About Me

After a career of over 40 years as an academic psychologist, I started a new career as a public historian of Chinese American history that led to five Yin & Yang Press books and over 100 book talks about the lives of early Chinese immigrants and their families operating laundries, restaurants, and grocery stores. This blog contains more research of interest to supplement my books.

6/17/12

Chinatown Inside Out (1936)

       Many accounts of Chinatown(s) I've read have been written by 'outsiders' who dwell on "oriental" aspects to emphasize its exotic and foreign features.  I recently discovered a fascinating "insider"perspective published in 1936 by a somewhat "mysterious" Leong Gor Yun. The noted historian, Sucheng Chan, asserts, without any documentation, that no one knows for sure if the author was a man or woman, Chinese or non-Chinese, and that the name is actually a pseudonym that can be translated into Cantonese as "two persons."
   
       It is, of course, just the views of one (or two) persons. Nonetheless, I found it to be a revealing discussion of what goes on behind-the-storefronts of Chinatown written in an authoritative, but breezy and sometimes flippant style.

       And, guess what,  Chinatown Inside Out is available to read online for free on the website for HathiTrust Digital Library.

2 comments:

  1. John: Him Mark Lai apparently thought that Leong Gor Yun was a pseudonym for Y.K. Chu (Zhu Xia) editor of the Chinese Journal in New York.

    See http://books.google.com/books?id=k2NSOq-1jyoC&pg=PA185&lpg=PA185&dq=%22leong+gor+yun%22+%22zhu+xia%22&source=bl&ots=z0kzrCdxKT&sig=ZC2izWe1OPaQ2RodmRKSfftUHI4&hl=en&sa=X&ei=tiBoUsqLPPP94APczIFg&ved=0CCwQ6AEwAA#v=onepage&q=%22leong%20gor%20yun%22%20%22zhu%20xia%22&f=false, note at bottom.

    Renqiu Yu discusses him at some length in To Save China, To Save Ourselves: The Chinese Hand Laundry Alliance of New York (pages 44-5, 67 note on page 214).

◆ Exercise instructions:
According to the blog post on Chinatown Inside Out, where can the book be read online for free?

◆ Given information:
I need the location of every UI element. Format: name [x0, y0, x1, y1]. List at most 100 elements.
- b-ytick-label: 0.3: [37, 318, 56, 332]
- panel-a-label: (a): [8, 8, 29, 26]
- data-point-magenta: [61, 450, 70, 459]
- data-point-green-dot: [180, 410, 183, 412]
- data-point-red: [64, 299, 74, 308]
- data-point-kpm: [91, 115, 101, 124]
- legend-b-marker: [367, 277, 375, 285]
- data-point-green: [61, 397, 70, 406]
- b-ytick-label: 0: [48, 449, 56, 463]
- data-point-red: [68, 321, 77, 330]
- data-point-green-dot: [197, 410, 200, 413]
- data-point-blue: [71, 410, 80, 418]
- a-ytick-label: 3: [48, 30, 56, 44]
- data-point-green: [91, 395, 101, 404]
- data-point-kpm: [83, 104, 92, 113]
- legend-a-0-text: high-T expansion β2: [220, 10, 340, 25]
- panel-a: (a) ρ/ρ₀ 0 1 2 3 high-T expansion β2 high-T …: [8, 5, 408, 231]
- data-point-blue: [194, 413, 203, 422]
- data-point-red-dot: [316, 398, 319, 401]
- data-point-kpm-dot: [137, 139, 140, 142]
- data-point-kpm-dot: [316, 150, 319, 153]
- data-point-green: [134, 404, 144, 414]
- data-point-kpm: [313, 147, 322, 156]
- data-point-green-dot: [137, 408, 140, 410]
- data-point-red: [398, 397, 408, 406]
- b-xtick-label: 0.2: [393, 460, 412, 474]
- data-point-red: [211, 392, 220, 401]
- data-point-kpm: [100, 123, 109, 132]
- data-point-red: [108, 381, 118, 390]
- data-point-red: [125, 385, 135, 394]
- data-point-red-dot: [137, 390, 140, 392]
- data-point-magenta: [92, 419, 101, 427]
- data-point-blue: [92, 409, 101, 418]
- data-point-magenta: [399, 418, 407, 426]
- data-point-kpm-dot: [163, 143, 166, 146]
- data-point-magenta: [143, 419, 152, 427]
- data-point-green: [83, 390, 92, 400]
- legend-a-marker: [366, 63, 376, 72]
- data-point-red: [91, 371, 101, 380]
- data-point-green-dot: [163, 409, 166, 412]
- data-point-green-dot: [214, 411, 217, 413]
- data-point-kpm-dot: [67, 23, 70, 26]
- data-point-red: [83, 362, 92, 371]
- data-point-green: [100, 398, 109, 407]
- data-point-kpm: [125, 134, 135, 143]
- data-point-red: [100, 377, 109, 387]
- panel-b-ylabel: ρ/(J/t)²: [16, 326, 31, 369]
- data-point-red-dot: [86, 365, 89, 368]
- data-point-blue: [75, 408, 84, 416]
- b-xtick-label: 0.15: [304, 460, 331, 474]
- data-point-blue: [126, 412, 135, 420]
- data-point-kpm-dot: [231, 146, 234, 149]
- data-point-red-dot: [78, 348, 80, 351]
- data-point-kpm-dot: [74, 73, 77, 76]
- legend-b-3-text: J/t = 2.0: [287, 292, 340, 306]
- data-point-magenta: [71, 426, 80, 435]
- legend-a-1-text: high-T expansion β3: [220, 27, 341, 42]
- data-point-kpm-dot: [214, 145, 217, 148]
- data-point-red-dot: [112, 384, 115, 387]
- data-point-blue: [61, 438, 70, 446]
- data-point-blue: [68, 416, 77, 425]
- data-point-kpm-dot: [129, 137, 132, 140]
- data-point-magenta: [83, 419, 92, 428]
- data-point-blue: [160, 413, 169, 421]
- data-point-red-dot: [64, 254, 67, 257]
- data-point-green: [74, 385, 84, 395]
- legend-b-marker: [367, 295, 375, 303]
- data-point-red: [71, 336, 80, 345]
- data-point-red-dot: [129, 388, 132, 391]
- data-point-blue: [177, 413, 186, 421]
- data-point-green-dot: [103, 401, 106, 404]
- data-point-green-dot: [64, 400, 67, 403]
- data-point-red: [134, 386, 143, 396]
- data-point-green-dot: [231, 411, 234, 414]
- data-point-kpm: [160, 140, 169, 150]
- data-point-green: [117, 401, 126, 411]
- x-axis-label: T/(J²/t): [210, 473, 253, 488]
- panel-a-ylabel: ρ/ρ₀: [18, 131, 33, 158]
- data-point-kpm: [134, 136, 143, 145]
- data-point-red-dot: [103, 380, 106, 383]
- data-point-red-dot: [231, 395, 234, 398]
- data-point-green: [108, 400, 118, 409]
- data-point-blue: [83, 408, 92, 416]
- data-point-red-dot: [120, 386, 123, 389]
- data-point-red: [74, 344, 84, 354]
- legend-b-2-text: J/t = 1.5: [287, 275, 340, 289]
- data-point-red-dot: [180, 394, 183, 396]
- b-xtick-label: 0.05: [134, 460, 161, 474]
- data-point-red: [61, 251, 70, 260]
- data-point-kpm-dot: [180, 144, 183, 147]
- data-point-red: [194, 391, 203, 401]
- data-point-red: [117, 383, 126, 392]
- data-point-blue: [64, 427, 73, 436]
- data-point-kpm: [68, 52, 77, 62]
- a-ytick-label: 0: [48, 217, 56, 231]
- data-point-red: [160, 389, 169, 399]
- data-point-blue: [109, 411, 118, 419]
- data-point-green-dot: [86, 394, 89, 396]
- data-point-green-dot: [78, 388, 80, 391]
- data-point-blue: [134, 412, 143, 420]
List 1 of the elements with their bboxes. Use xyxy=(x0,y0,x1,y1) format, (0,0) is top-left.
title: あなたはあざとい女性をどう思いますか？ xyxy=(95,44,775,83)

◆ Exercise solution:
On the HathiTrust Digital Library website.